--- Start ---
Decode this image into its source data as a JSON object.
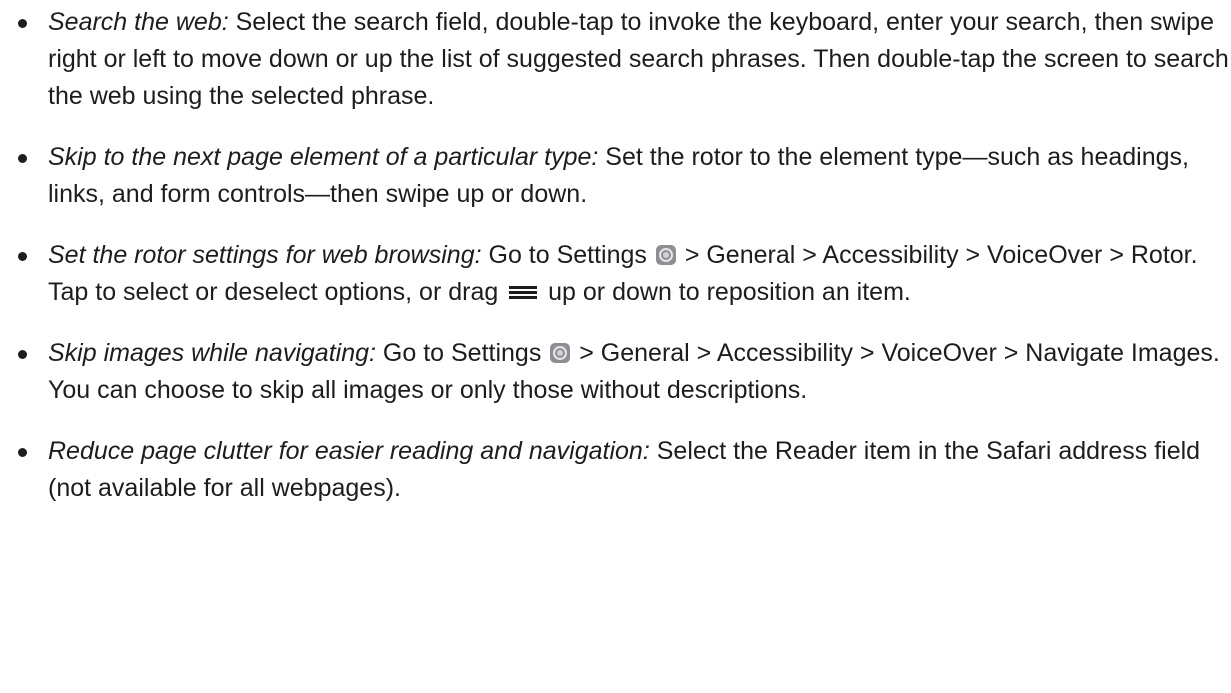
{
  "items": [
    {
      "lead": "Search the web:",
      "text": " Select the search field, double-tap to invoke the keyboard, enter your search, then swipe right or left to move down or up the list of suggested search phrases. Then double-tap the screen to search the web using the selected phrase."
    },
    {
      "lead": "Skip to the next page element of a particular type:",
      "text": " Set the rotor to the element type—such as headings, links, and form controls—then swipe up or down."
    },
    {
      "lead": "Set the rotor settings for web browsing:",
      "text_a": " Go to Settings ",
      "text_b": " > General > Accessibility > VoiceOver > Rotor. Tap to select or deselect options, or drag ",
      "text_c": " up or down to reposition an item."
    },
    {
      "lead": "Skip images while navigating:",
      "text_a": " Go to Settings ",
      "text_b": " > General > Accessibility > VoiceOver > Navigate Images. You can choose to skip all images or only those without descriptions."
    },
    {
      "lead": "Reduce page clutter for easier reading and navigation:",
      "text": " Select the Reader item in the Safari address field (not available for all webpages)."
    }
  ],
  "icons": {
    "settings": "settings-gear-icon",
    "reorder": "reorder-handle-icon"
  }
}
--- End ---
Requirement: Every entry above is to be set down exactly; the pictures are to be left out.

Answer to the exercise:
Decode this image into its source data as a JSON object.
{
  "items": [
    {
      "lead": "Search the web:",
      "text": " Select the search field, double-tap to invoke the keyboard, enter your search, then swipe right or left to move down or up the list of suggested search phrases. Then double-tap the screen to search the web using the selected phrase."
    },
    {
      "lead": "Skip to the next page element of a particular type:",
      "text": " Set the rotor to the element type—such as headings, links, and form controls—then swipe up or down."
    },
    {
      "lead": "Set the rotor settings for web browsing:",
      "text_a": " Go to Settings ",
      "text_b": " > General > Accessibility > VoiceOver > Rotor. Tap to select or deselect options, or drag ",
      "text_c": " up or down to reposition an item."
    },
    {
      "lead": "Skip images while navigating:",
      "text_a": " Go to Settings ",
      "text_b": " > General > Accessibility > VoiceOver > Navigate Images. You can choose to skip all images or only those without descriptions."
    },
    {
      "lead": "Reduce page clutter for easier reading and navigation:",
      "text": " Select the Reader item in the Safari address field (not available for all webpages)."
    }
  ],
  "icons": {
    "settings": "settings-gear-icon",
    "reorder": "reorder-handle-icon"
  }
}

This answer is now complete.